Pull each line holding "label" out of the entries below.

"""

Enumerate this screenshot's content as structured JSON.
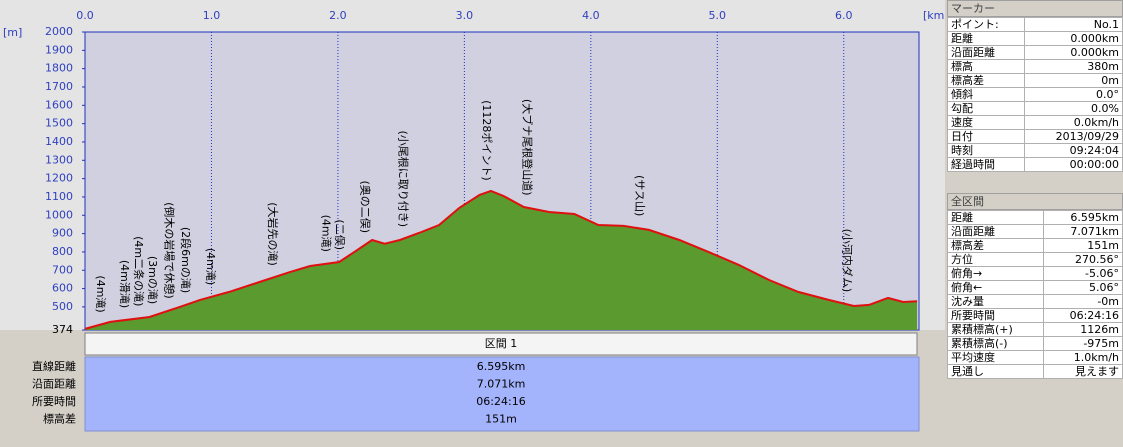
{
  "chart_data": {
    "type": "area",
    "x_unit": "[km]",
    "y_unit": "[m]",
    "xlim": [
      0,
      6.595
    ],
    "ylim": [
      374,
      2000
    ],
    "xticks": [
      {
        "value": 0,
        "label": "0.0"
      },
      {
        "value": 1,
        "label": "1.0"
      },
      {
        "value": 2,
        "label": "2.0"
      },
      {
        "value": 3,
        "label": "3.0"
      },
      {
        "value": 4,
        "label": "4.0"
      },
      {
        "value": 5,
        "label": "5.0"
      },
      {
        "value": 6,
        "label": "6.0"
      }
    ],
    "yticks": [
      374,
      500,
      600,
      700,
      800,
      900,
      1000,
      1100,
      1200,
      1300,
      1400,
      1500,
      1600,
      1700,
      1800,
      1900,
      2000
    ],
    "x": [
      0,
      0.2,
      0.51,
      0.75,
      0.91,
      1.14,
      1.38,
      1.62,
      1.78,
      2.01,
      2.13,
      2.27,
      2.37,
      2.49,
      2.64,
      2.8,
      2.96,
      3.12,
      3.21,
      3.31,
      3.47,
      3.67,
      3.87,
      4.06,
      4.26,
      4.46,
      4.7,
      4.93,
      5.17,
      5.41,
      5.64,
      5.88,
      6.08,
      6.2,
      6.35,
      6.47,
      6.58
    ],
    "values": [
      380,
      418,
      445,
      500,
      538,
      582,
      636,
      690,
      723,
      745,
      800,
      865,
      845,
      865,
      903,
      947,
      1040,
      1111,
      1133,
      1105,
      1045,
      1018,
      1007,
      947,
      942,
      920,
      865,
      800,
      729,
      647,
      582,
      538,
      505,
      511,
      549,
      527,
      531
    ],
    "color": "#5a9a2e",
    "line_color": "#e01010",
    "annotations": [
      {
        "text": "(4m滝)",
        "x": 0.12
      },
      {
        "text": "(4m滑滝)",
        "x": 0.31
      },
      {
        "text": "(4m二条の滝)",
        "x": 0.42
      },
      {
        "text": "(3mの滝)",
        "x": 0.53
      },
      {
        "text": "(倒木の岩場で休憩)",
        "x": 0.66
      },
      {
        "text": "(2段6mの滝)",
        "x": 0.79
      },
      {
        "text": "(4m滝)",
        "x": 0.99
      },
      {
        "text": "(大岩先の滝)",
        "x": 1.48
      },
      {
        "text": "(4m滝)",
        "x": 1.9
      },
      {
        "text": "(二俣)",
        "x": 2.01
      },
      {
        "text": "(奥の二俣)",
        "x": 2.21
      },
      {
        "text": "(小尾根に取り付き)",
        "x": 2.51
      },
      {
        "text": "(1128ポイント)",
        "x": 3.17
      },
      {
        "text": "(大ブナ尾根登山道)",
        "x": 3.49
      },
      {
        "text": "(サス山)",
        "x": 4.38
      },
      {
        "text": "(小河内ダム)",
        "x": 6.02
      }
    ]
  },
  "section": {
    "title": "区間 1",
    "rows": [
      [
        "直線距離",
        "6.595km"
      ],
      [
        "沿面距離",
        "7.071km"
      ],
      [
        "所要時間",
        "06:24:16"
      ],
      [
        "標高差",
        "151m"
      ]
    ]
  },
  "marker_panel": {
    "title": "マーカー",
    "rows": [
      [
        "ポイント:",
        "No.1"
      ],
      [
        "距離",
        "0.000km"
      ],
      [
        "沿面距離",
        "0.000km"
      ],
      [
        "標高",
        "380m"
      ],
      [
        "標高差",
        "0m"
      ],
      [
        "傾斜",
        "0.0°"
      ],
      [
        "勾配",
        "0.0%"
      ],
      [
        "速度",
        "0.0km/h"
      ],
      [
        "日付",
        "2013/09/29"
      ],
      [
        "時刻",
        "09:24:04"
      ],
      [
        "経過時間",
        "00:00:00"
      ]
    ]
  },
  "total_panel": {
    "title": "全区間",
    "rows": [
      [
        "距離",
        "6.595km"
      ],
      [
        "沿面距離",
        "7.071km"
      ],
      [
        "標高差",
        "151m"
      ],
      [
        "方位",
        "270.56°"
      ],
      [
        "俯角→",
        "-5.06°"
      ],
      [
        "俯角←",
        "5.06°"
      ],
      [
        "沈み量",
        "-0m"
      ],
      [
        "所要時間",
        "06:24:16"
      ],
      [
        "累積標高(+)",
        "1126m"
      ],
      [
        "累積標高(-)",
        "-975m"
      ],
      [
        "平均速度",
        "1.0km/h"
      ],
      [
        "見通し",
        "見えます"
      ]
    ]
  }
}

"""

• _TASK ANSWER_
        "label": "0.0"
        "label": "1.0"
        "label": "2.0"
        "label": "3.0"
        "label": "4.0"
        "label": "5.0"
        "label": "6.0"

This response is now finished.